**Work to do:** Extract every line where the string "circle" appears.

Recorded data
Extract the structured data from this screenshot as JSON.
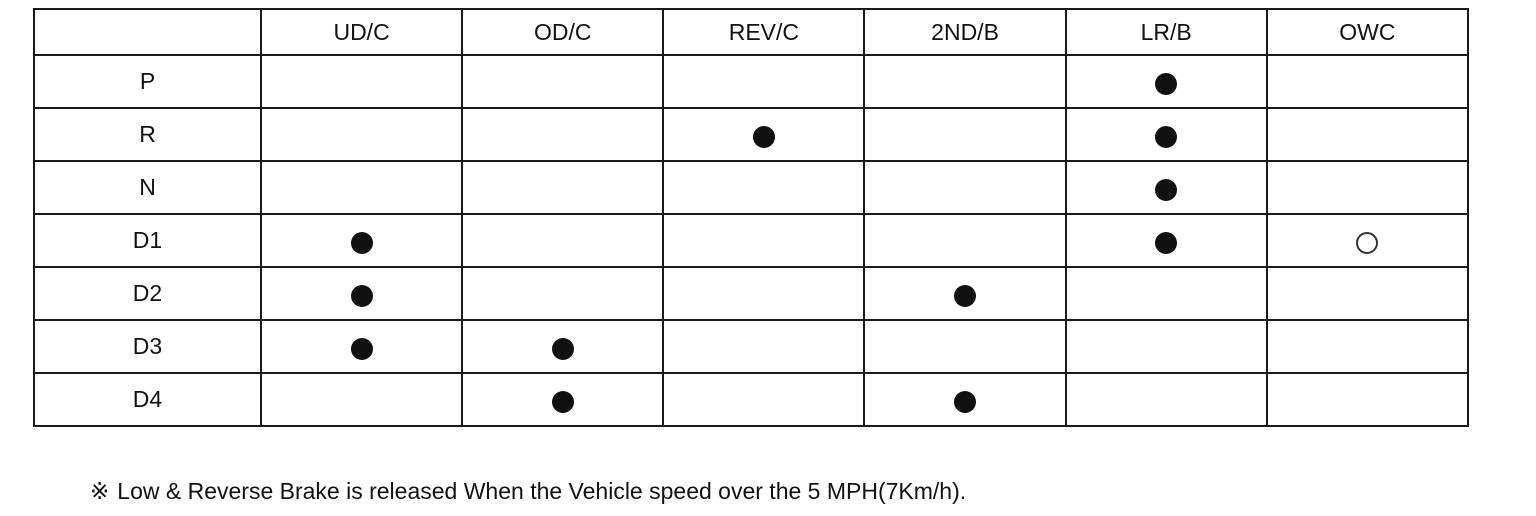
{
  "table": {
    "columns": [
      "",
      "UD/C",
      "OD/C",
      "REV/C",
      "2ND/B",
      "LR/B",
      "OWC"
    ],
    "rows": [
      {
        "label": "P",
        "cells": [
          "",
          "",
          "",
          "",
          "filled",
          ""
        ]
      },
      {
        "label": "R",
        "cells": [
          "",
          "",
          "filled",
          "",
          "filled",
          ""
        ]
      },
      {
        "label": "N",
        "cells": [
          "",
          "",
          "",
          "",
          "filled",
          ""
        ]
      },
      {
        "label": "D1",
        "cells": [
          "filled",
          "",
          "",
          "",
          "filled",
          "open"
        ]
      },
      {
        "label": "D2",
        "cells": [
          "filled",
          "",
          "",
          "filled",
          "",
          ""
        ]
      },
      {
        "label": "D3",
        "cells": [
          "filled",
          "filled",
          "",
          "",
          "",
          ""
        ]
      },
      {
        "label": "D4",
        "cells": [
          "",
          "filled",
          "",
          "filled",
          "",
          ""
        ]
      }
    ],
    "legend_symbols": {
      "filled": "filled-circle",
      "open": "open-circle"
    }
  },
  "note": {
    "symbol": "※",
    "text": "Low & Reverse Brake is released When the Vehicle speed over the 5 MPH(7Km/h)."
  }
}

**Response to this exercise:**
      "filled": "filled-circle",
      "open": "open-circle"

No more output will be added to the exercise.